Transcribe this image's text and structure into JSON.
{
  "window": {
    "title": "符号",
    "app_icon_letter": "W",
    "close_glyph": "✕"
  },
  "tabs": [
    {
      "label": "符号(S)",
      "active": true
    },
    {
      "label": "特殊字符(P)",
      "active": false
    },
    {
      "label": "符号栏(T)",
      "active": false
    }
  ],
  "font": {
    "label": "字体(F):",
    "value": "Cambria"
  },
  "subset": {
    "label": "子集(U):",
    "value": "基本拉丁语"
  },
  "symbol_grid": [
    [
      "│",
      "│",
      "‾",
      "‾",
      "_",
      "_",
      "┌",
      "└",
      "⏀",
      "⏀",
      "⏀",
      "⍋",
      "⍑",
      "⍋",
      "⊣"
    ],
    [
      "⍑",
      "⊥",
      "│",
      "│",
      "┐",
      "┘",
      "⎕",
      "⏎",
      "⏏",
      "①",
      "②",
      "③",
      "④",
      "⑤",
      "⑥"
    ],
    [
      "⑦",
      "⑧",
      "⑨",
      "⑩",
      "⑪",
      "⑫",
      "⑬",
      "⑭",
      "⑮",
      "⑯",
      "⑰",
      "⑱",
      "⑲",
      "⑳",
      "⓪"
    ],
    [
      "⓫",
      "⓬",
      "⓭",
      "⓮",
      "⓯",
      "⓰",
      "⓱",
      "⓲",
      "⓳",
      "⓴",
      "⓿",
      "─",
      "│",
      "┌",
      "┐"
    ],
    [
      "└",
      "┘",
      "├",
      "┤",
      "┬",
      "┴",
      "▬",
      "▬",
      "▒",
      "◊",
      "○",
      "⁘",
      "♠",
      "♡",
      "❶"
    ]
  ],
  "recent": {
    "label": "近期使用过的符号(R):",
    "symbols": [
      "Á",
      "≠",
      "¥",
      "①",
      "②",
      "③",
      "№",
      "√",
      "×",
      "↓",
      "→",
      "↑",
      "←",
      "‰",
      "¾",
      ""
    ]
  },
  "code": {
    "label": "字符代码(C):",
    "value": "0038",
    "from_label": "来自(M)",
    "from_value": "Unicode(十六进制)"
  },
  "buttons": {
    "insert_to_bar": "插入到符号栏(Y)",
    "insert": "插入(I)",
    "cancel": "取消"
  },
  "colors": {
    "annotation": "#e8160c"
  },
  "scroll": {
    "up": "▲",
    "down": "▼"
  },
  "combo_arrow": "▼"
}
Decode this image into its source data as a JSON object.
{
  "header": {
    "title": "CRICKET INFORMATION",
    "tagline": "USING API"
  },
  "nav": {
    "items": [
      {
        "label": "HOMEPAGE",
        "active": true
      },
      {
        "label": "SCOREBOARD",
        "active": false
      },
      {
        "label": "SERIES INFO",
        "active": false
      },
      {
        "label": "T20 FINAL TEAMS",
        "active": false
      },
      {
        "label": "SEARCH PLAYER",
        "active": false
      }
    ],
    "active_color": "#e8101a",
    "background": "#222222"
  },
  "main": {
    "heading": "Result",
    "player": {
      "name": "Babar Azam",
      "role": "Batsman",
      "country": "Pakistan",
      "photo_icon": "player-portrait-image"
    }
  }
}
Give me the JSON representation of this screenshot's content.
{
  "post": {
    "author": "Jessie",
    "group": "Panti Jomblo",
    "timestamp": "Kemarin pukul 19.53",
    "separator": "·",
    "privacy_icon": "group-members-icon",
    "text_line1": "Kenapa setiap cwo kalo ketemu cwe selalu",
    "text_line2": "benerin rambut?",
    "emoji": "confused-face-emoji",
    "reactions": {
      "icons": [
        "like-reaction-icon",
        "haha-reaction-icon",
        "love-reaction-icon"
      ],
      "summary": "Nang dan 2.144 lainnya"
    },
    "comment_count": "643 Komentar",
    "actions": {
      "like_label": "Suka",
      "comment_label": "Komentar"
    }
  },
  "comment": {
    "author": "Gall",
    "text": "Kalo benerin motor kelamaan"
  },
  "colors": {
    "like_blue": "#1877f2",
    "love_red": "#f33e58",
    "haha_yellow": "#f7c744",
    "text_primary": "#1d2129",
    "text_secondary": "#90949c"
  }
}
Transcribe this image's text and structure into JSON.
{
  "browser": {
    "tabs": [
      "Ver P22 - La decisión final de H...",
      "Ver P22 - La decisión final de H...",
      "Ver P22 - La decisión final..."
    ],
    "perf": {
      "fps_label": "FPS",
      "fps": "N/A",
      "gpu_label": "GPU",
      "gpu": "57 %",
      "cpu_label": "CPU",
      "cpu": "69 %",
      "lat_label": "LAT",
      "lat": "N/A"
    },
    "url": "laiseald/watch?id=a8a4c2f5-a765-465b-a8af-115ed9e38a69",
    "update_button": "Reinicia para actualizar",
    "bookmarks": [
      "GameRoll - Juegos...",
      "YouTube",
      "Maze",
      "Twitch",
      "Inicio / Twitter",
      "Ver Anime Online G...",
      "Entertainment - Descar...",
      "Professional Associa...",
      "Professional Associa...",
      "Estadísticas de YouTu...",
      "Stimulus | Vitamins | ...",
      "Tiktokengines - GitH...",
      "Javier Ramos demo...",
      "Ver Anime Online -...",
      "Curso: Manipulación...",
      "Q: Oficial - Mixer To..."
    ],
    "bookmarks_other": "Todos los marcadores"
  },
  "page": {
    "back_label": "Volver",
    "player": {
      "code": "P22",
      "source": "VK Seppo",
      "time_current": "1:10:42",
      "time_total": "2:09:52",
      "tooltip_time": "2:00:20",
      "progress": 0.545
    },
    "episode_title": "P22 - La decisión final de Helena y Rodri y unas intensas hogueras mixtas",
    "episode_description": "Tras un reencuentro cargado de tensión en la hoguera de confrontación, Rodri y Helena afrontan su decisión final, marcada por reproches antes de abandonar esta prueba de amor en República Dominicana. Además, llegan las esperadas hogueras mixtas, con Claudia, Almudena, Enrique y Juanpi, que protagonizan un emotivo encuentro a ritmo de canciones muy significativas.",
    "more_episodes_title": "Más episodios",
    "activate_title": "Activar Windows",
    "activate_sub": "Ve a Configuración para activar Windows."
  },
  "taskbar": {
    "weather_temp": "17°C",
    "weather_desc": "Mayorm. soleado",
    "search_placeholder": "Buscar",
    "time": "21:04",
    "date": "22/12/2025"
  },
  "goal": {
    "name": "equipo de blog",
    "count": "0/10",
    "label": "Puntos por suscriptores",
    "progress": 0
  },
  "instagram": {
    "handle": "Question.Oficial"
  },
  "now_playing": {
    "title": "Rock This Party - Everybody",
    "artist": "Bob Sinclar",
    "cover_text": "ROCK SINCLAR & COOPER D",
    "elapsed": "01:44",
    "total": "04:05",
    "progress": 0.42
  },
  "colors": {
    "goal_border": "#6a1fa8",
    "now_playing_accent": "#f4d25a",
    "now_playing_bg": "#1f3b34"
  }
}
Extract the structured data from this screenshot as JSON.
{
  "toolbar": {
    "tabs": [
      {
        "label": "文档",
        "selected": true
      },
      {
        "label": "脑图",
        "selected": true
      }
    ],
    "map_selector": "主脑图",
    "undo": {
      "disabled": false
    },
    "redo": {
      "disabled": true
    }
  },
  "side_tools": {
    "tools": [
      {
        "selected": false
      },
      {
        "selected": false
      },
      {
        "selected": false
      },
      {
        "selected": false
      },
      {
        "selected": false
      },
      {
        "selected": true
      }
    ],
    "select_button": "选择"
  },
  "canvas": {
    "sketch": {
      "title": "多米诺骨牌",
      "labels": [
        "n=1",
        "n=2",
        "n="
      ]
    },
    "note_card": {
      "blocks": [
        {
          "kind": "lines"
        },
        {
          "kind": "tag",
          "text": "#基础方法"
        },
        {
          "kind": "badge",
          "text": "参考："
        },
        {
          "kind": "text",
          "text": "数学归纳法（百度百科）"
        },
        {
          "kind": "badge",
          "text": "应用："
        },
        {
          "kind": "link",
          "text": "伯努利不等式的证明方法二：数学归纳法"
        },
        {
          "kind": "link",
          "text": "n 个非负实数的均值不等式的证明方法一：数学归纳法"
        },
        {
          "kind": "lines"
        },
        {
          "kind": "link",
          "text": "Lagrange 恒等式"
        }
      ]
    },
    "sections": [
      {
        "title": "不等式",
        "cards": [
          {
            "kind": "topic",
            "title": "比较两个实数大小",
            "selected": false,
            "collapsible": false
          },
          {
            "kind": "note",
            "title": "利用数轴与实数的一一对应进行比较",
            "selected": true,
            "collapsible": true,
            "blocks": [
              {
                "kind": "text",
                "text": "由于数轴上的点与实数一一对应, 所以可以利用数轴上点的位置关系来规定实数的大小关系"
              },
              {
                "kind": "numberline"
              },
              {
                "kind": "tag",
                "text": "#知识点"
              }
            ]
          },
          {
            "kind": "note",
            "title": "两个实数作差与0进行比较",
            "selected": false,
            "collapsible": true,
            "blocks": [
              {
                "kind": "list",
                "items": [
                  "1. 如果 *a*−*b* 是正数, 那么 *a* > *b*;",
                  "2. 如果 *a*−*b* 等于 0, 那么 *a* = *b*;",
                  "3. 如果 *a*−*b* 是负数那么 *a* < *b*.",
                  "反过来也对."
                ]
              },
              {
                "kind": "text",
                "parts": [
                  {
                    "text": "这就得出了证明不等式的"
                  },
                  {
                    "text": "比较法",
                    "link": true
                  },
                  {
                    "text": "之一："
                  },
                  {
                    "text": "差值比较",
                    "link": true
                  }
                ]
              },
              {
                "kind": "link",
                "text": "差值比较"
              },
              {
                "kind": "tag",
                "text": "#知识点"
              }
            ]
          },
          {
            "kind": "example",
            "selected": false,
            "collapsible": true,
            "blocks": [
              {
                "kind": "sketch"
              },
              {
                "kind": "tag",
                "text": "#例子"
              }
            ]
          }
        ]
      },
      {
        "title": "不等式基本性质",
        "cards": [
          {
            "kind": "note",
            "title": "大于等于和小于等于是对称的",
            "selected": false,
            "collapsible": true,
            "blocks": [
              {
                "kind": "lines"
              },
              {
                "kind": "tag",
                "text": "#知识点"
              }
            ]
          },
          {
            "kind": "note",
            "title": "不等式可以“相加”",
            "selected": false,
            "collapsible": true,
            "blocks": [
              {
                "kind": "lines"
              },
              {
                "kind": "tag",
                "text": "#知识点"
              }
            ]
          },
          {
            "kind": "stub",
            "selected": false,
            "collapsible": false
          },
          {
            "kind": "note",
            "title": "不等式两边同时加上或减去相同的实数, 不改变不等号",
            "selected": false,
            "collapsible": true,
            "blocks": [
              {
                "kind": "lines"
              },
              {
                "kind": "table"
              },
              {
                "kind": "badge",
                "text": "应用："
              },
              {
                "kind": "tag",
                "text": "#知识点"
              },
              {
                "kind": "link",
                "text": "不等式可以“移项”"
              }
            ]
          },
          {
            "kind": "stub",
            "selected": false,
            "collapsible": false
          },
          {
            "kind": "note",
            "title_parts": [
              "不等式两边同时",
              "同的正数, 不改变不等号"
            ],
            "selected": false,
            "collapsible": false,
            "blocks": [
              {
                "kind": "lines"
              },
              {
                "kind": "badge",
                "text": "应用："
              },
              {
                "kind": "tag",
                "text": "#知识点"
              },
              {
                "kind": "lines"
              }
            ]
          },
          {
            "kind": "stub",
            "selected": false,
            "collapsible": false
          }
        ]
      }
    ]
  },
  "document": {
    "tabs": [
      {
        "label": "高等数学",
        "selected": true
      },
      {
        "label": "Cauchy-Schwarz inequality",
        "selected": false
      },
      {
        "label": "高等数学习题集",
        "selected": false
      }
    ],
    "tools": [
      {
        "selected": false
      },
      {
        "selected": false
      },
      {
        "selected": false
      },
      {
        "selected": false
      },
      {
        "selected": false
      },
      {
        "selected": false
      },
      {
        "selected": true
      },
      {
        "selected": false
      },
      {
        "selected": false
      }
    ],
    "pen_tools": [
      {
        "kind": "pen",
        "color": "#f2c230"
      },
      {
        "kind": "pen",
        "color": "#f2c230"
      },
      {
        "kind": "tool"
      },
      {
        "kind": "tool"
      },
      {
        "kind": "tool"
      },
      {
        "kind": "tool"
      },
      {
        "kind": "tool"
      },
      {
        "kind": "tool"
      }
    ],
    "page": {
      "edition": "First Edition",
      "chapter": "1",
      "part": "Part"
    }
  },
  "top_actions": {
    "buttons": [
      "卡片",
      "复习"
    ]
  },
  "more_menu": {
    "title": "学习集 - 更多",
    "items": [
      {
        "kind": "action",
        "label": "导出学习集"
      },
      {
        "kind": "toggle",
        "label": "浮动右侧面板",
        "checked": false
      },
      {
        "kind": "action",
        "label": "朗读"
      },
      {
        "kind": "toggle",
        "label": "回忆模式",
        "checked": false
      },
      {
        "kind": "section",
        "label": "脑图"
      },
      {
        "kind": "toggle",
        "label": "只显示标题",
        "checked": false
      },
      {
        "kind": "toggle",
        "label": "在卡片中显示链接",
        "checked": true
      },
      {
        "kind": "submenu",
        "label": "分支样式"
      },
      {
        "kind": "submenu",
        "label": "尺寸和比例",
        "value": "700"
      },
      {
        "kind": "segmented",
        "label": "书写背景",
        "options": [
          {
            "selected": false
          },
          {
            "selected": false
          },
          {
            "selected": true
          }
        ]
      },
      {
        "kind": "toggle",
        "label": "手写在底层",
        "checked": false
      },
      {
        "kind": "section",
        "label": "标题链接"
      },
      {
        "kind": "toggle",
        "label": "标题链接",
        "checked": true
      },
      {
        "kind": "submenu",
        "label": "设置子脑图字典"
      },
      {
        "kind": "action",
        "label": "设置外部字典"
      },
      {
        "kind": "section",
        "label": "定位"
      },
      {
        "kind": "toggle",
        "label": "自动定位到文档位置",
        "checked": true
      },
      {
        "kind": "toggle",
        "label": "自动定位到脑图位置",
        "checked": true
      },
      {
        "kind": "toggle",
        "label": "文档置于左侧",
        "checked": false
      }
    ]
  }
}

============================================================

**Written problem:** From the entries above, copy every line that holds the word "Helena".

**Task response:**
    "episode_title": "P22 - La decisión final de Helena y Rodri y unas intensas hogueras mixtas",
    "episode_description": "Tras un reencuentro cargado de tensión en la hoguera de confrontación, Rodri y Helena afrontan su decisión final, marcada por reproches antes de abandonar esta prueba de amor en República Dominicana. Además, llegan las esperadas hogueras mixtas, con Claudia, Almudena, Enrique y Juanpi, que protagonizan un emotivo encuentro a ritmo de canciones muy significativas.",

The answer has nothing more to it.